■ **Set task**
Would you restate all the data that follows, word for word?

# Records for this task start

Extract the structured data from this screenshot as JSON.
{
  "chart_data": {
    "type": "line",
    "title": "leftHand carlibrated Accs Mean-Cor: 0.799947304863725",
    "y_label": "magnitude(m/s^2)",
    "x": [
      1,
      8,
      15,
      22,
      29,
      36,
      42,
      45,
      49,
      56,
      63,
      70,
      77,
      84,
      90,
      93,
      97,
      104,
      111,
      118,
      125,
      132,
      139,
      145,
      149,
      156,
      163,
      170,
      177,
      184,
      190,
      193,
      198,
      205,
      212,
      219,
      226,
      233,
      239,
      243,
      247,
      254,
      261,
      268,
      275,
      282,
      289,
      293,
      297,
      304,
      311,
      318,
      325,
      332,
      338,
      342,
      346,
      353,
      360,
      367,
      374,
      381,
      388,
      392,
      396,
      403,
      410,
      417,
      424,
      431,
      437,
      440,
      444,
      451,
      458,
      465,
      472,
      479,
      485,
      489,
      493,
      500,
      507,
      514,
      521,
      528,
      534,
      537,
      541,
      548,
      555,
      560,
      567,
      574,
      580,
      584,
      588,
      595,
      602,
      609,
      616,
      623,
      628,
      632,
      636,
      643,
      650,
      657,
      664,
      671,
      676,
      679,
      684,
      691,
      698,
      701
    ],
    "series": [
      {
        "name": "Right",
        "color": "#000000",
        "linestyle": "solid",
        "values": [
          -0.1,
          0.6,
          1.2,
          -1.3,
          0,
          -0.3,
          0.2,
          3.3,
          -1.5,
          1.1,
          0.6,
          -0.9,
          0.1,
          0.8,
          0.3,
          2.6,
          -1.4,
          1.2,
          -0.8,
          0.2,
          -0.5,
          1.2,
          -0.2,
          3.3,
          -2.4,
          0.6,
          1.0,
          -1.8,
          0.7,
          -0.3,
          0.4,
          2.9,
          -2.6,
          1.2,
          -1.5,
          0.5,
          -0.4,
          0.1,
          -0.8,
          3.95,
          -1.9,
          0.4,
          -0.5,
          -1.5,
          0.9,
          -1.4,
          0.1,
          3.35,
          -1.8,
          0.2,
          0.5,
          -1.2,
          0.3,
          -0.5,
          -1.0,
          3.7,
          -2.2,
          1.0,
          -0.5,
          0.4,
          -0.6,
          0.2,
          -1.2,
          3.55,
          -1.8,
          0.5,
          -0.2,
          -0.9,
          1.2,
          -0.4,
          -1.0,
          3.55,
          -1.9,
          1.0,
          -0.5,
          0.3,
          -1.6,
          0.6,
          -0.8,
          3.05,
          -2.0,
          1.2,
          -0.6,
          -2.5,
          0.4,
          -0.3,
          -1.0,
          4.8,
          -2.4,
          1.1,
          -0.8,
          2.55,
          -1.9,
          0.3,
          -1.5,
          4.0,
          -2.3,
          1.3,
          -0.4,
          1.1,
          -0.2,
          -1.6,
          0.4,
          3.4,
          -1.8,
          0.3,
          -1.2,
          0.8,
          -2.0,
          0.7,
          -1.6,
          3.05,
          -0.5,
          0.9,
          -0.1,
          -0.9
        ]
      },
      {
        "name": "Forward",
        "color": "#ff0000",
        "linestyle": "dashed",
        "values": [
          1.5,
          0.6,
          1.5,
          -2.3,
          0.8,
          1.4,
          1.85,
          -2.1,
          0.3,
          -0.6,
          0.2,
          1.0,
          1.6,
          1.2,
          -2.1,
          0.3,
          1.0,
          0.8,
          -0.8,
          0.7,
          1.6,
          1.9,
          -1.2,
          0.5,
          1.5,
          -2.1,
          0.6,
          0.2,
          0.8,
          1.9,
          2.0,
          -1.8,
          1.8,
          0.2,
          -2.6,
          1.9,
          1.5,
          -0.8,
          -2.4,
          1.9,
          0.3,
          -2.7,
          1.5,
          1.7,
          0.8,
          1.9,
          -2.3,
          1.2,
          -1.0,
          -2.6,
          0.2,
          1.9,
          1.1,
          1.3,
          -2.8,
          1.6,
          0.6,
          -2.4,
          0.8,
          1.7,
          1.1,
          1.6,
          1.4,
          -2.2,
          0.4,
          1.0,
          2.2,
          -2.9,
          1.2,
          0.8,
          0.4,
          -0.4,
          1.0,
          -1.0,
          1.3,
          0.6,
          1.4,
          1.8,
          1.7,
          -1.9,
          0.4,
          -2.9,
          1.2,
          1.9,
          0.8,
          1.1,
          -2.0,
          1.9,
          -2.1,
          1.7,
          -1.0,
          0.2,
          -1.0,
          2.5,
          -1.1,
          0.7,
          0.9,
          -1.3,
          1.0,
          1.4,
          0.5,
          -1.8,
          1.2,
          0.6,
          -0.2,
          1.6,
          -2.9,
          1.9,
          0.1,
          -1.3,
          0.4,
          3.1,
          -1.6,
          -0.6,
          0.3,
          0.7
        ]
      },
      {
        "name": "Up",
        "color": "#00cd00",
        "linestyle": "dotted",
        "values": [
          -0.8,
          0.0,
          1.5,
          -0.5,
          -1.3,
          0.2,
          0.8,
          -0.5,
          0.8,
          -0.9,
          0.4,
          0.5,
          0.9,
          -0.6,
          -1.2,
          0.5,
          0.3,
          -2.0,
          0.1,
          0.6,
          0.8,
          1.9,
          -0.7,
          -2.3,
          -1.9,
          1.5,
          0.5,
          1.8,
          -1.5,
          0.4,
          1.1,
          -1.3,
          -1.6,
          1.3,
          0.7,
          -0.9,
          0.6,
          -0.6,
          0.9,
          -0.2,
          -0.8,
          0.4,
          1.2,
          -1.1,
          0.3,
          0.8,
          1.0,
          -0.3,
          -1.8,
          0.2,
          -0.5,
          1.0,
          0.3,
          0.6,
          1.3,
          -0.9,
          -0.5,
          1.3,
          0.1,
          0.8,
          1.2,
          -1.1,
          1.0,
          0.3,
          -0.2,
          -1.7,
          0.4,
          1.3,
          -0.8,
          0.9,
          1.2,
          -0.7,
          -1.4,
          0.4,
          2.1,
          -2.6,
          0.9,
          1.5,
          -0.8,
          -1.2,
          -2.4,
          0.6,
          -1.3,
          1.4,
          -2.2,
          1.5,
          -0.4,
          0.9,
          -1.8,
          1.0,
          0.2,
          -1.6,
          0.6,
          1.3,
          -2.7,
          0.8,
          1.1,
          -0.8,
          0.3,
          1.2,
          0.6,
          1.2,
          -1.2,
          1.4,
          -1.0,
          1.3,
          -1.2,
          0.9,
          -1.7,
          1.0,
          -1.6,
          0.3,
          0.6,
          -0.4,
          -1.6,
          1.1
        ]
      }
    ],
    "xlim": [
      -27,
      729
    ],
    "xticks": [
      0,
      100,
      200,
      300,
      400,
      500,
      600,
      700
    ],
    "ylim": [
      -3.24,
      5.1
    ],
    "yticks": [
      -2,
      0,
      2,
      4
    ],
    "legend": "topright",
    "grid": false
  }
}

# Records for this task end

■ **Complete output**
Extract the structured data from this screenshot as JSON.
{
  "chart_data": {
    "type": "line",
    "title": "leftHand carlibrated Accs Mean-Cor: 0.799947304863725",
    "y_label": "magnitude(m/s^2)",
    "x": [
      1,
      8,
      15,
      22,
      29,
      36,
      42,
      45,
      49,
      56,
      63,
      70,
      77,
      84,
      90,
      93,
      97,
      104,
      111,
      118,
      125,
      132,
      139,
      145,
      149,
      156,
      163,
      170,
      177,
      184,
      190,
      193,
      198,
      205,
      212,
      219,
      226,
      233,
      239,
      243,
      247,
      254,
      261,
      268,
      275,
      282,
      289,
      293,
      297,
      304,
      311,
      318,
      325,
      332,
      338,
      342,
      346,
      353,
      360,
      367,
      374,
      381,
      388,
      392,
      396,
      403,
      410,
      417,
      424,
      431,
      437,
      440,
      444,
      451,
      458,
      465,
      472,
      479,
      485,
      489,
      493,
      500,
      507,
      514,
      521,
      528,
      534,
      537,
      541,
      548,
      555,
      560,
      567,
      574,
      580,
      584,
      588,
      595,
      602,
      609,
      616,
      623,
      628,
      632,
      636,
      643,
      650,
      657,
      664,
      671,
      676,
      679,
      684,
      691,
      698,
      701
    ],
    "series": [
      {
        "name": "Right",
        "color": "#000000",
        "linestyle": "solid",
        "values": [
          -0.1,
          0.6,
          1.2,
          -1.3,
          0,
          -0.3,
          0.2,
          3.3,
          -1.5,
          1.1,
          0.6,
          -0.9,
          0.1,
          0.8,
          0.3,
          2.6,
          -1.4,
          1.2,
          -0.8,
          0.2,
          -0.5,
          1.2,
          -0.2,
          3.3,
          -2.4,
          0.6,
          1.0,
          -1.8,
          0.7,
          -0.3,
          0.4,
          2.9,
          -2.6,
          1.2,
          -1.5,
          0.5,
          -0.4,
          0.1,
          -0.8,
          3.95,
          -1.9,
          0.4,
          -0.5,
          -1.5,
          0.9,
          -1.4,
          0.1,
          3.35,
          -1.8,
          0.2,
          0.5,
          -1.2,
          0.3,
          -0.5,
          -1.0,
          3.7,
          -2.2,
          1.0,
          -0.5,
          0.4,
          -0.6,
          0.2,
          -1.2,
          3.55,
          -1.8,
          0.5,
          -0.2,
          -0.9,
          1.2,
          -0.4,
          -1.0,
          3.55,
          -1.9,
          1.0,
          -0.5,
          0.3,
          -1.6,
          0.6,
          -0.8,
          3.05,
          -2.0,
          1.2,
          -0.6,
          -2.5,
          0.4,
          -0.3,
          -1.0,
          4.8,
          -2.4,
          1.1,
          -0.8,
          2.55,
          -1.9,
          0.3,
          -1.5,
          4.0,
          -2.3,
          1.3,
          -0.4,
          1.1,
          -0.2,
          -1.6,
          0.4,
          3.4,
          -1.8,
          0.3,
          -1.2,
          0.8,
          -2.0,
          0.7,
          -1.6,
          3.05,
          -0.5,
          0.9,
          -0.1,
          -0.9
        ]
      },
      {
        "name": "Forward",
        "color": "#ff0000",
        "linestyle": "dashed",
        "values": [
          1.5,
          0.6,
          1.5,
          -2.3,
          0.8,
          1.4,
          1.85,
          -2.1,
          0.3,
          -0.6,
          0.2,
          1.0,
          1.6,
          1.2,
          -2.1,
          0.3,
          1.0,
          0.8,
          -0.8,
          0.7,
          1.6,
          1.9,
          -1.2,
          0.5,
          1.5,
          -2.1,
          0.6,
          0.2,
          0.8,
          1.9,
          2.0,
          -1.8,
          1.8,
          0.2,
          -2.6,
          1.9,
          1.5,
          -0.8,
          -2.4,
          1.9,
          0.3,
          -2.7,
          1.5,
          1.7,
          0.8,
          1.9,
          -2.3,
          1.2,
          -1.0,
          -2.6,
          0.2,
          1.9,
          1.1,
          1.3,
          -2.8,
          1.6,
          0.6,
          -2.4,
          0.8,
          1.7,
          1.1,
          1.6,
          1.4,
          -2.2,
          0.4,
          1.0,
          2.2,
          -2.9,
          1.2,
          0.8,
          0.4,
          -0.4,
          1.0,
          -1.0,
          1.3,
          0.6,
          1.4,
          1.8,
          1.7,
          -1.9,
          0.4,
          -2.9,
          1.2,
          1.9,
          0.8,
          1.1,
          -2.0,
          1.9,
          -2.1,
          1.7,
          -1.0,
          0.2,
          -1.0,
          2.5,
          -1.1,
          0.7,
          0.9,
          -1.3,
          1.0,
          1.4,
          0.5,
          -1.8,
          1.2,
          0.6,
          -0.2,
          1.6,
          -2.9,
          1.9,
          0.1,
          -1.3,
          0.4,
          3.1,
          -1.6,
          -0.6,
          0.3,
          0.7
        ]
      },
      {
        "name": "Up",
        "color": "#00cd00",
        "linestyle": "dotted",
        "values": [
          -0.8,
          0.0,
          1.5,
          -0.5,
          -1.3,
          0.2,
          0.8,
          -0.5,
          0.8,
          -0.9,
          0.4,
          0.5,
          0.9,
          -0.6,
          -1.2,
          0.5,
          0.3,
          -2.0,
          0.1,
          0.6,
          0.8,
          1.9,
          -0.7,
          -2.3,
          -1.9,
          1.5,
          0.5,
          1.8,
          -1.5,
          0.4,
          1.1,
          -1.3,
          -1.6,
          1.3,
          0.7,
          -0.9,
          0.6,
          -0.6,
          0.9,
          -0.2,
          -0.8,
          0.4,
          1.2,
          -1.1,
          0.3,
          0.8,
          1.0,
          -0.3,
          -1.8,
          0.2,
          -0.5,
          1.0,
          0.3,
          0.6,
          1.3,
          -0.9,
          -0.5,
          1.3,
          0.1,
          0.8,
          1.2,
          -1.1,
          1.0,
          0.3,
          -0.2,
          -1.7,
          0.4,
          1.3,
          -0.8,
          0.9,
          1.2,
          -0.7,
          -1.4,
          0.4,
          2.1,
          -2.6,
          0.9,
          1.5,
          -0.8,
          -1.2,
          -2.4,
          0.6,
          -1.3,
          1.4,
          -2.2,
          1.5,
          -0.4,
          0.9,
          -1.8,
          1.0,
          0.2,
          -1.6,
          0.6,
          1.3,
          -2.7,
          0.8,
          1.1,
          -0.8,
          0.3,
          1.2,
          0.6,
          1.2,
          -1.2,
          1.4,
          -1.0,
          1.3,
          -1.2,
          0.9,
          -1.7,
          1.0,
          -1.6,
          0.3,
          0.6,
          -0.4,
          -1.6,
          1.1
        ]
      }
    ],
    "xlim": [
      -27,
      729
    ],
    "xticks": [
      0,
      100,
      200,
      300,
      400,
      500,
      600,
      700
    ],
    "ylim": [
      -3.24,
      5.1
    ],
    "yticks": [
      -2,
      0,
      2,
      4
    ],
    "legend": "topright",
    "grid": false
  }
}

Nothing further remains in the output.